▸ TO BE DONE: Pick out the lines below with "East" and list them.

▸ RECORDS TO PROCESS:
<<<<

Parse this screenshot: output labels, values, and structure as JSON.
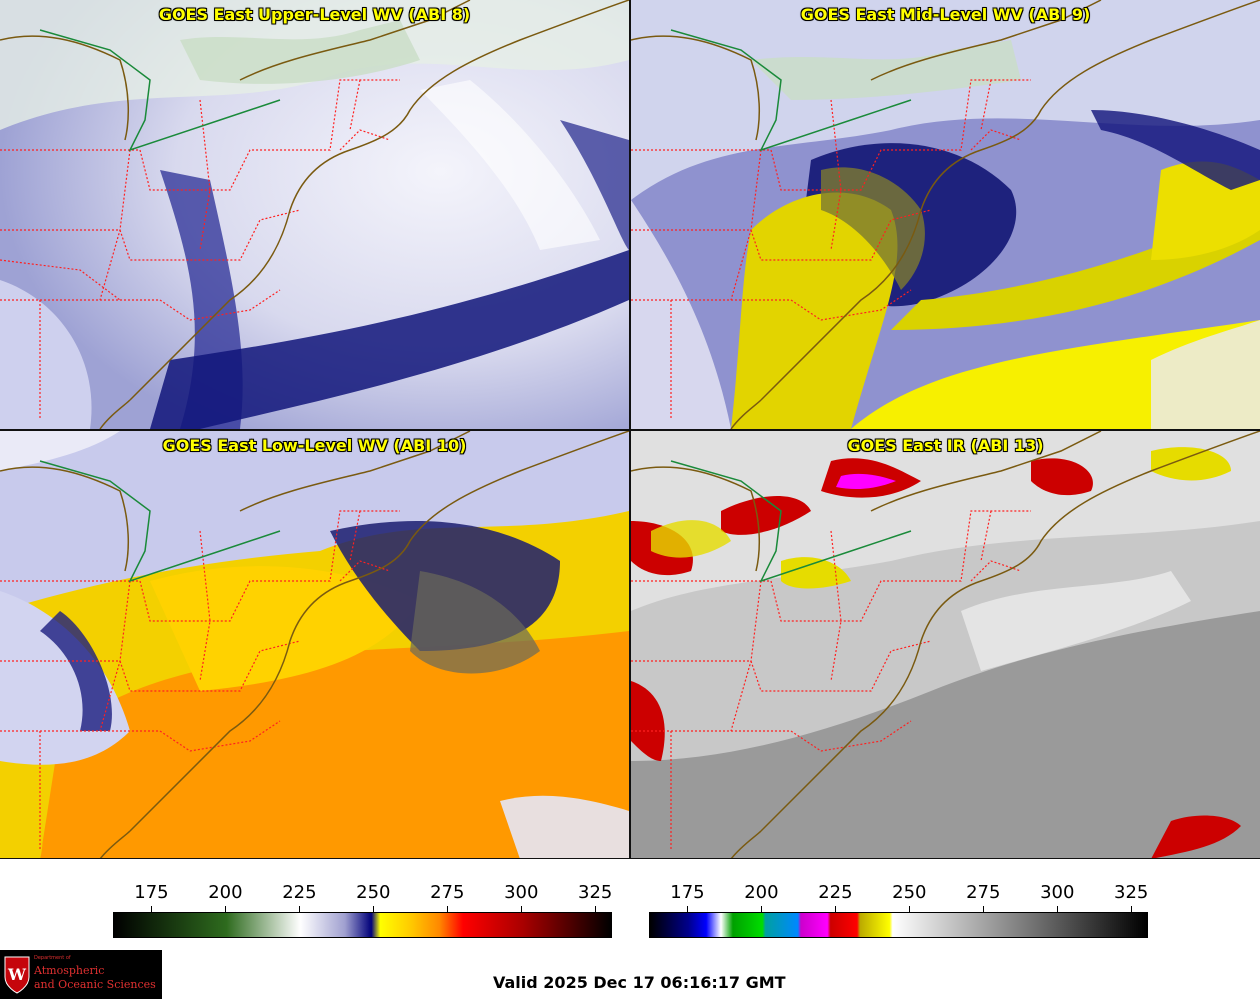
{
  "panels": {
    "upper": {
      "title": "GOES East Upper-Level WV (ABI 8)"
    },
    "mid": {
      "title": "GOES East Mid-Level WV (ABI 9)"
    },
    "low": {
      "title": "GOES East Low-Level WV (ABI 10)"
    },
    "ir": {
      "title": "GOES East IR (ABI 13)"
    }
  },
  "colorbars": {
    "wv": {
      "ticks": [
        "175",
        "200",
        "225",
        "250",
        "275",
        "300",
        "325"
      ],
      "range": [
        162,
        330
      ],
      "stops": [
        {
          "v": 162,
          "c": "#000000"
        },
        {
          "v": 200,
          "c": "#2e6b1e"
        },
        {
          "v": 225,
          "c": "#ffffff"
        },
        {
          "v": 240,
          "c": "#a0a0d0"
        },
        {
          "v": 249,
          "c": "#00007a"
        },
        {
          "v": 252,
          "c": "#ffff00"
        },
        {
          "v": 262,
          "c": "#ffcc00"
        },
        {
          "v": 272,
          "c": "#ff8800"
        },
        {
          "v": 280,
          "c": "#ff0000"
        },
        {
          "v": 300,
          "c": "#aa0000"
        },
        {
          "v": 330,
          "c": "#000000"
        }
      ]
    },
    "ir": {
      "ticks": [
        "175",
        "200",
        "225",
        "250",
        "275",
        "300",
        "325"
      ],
      "range": [
        162,
        330
      ],
      "stops": [
        {
          "v": 162,
          "c": "#000000"
        },
        {
          "v": 175,
          "c": "#00008c"
        },
        {
          "v": 181,
          "c": "#0000ff"
        },
        {
          "v": 186,
          "c": "#ffffff"
        },
        {
          "v": 190,
          "c": "#00a000"
        },
        {
          "v": 200,
          "c": "#00dd00"
        },
        {
          "v": 201,
          "c": "#00a0a0"
        },
        {
          "v": 212,
          "c": "#0088ff"
        },
        {
          "v": 213,
          "c": "#cc00cc"
        },
        {
          "v": 222,
          "c": "#ff00ff"
        },
        {
          "v": 223,
          "c": "#cc0000"
        },
        {
          "v": 232,
          "c": "#ff0000"
        },
        {
          "v": 233,
          "c": "#bbaa00"
        },
        {
          "v": 243,
          "c": "#ffff00"
        },
        {
          "v": 244,
          "c": "#ffffff"
        },
        {
          "v": 330,
          "c": "#000000"
        }
      ]
    }
  },
  "valid_time": "Valid 2025 Dec 17 06:16:17 GMT",
  "logo": {
    "line1": "Department of",
    "line2": "Atmospheric",
    "line3": "and Oceanic Sciences",
    "letter": "W"
  },
  "colors": {
    "coastline": "#7a5a10",
    "state_border": "#ff2020",
    "title_text": "#ffff00",
    "canada_us_border": "#1a8a3a"
  }
}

>>>>

▸ ANSWER TO THIS TASK:
      "title": "GOES East Upper-Level WV (ABI 8)"
      "title": "GOES East Mid-Level WV (ABI 9)"
      "title": "GOES East Low-Level WV (ABI 10)"
      "title": "GOES East IR (ABI 13)"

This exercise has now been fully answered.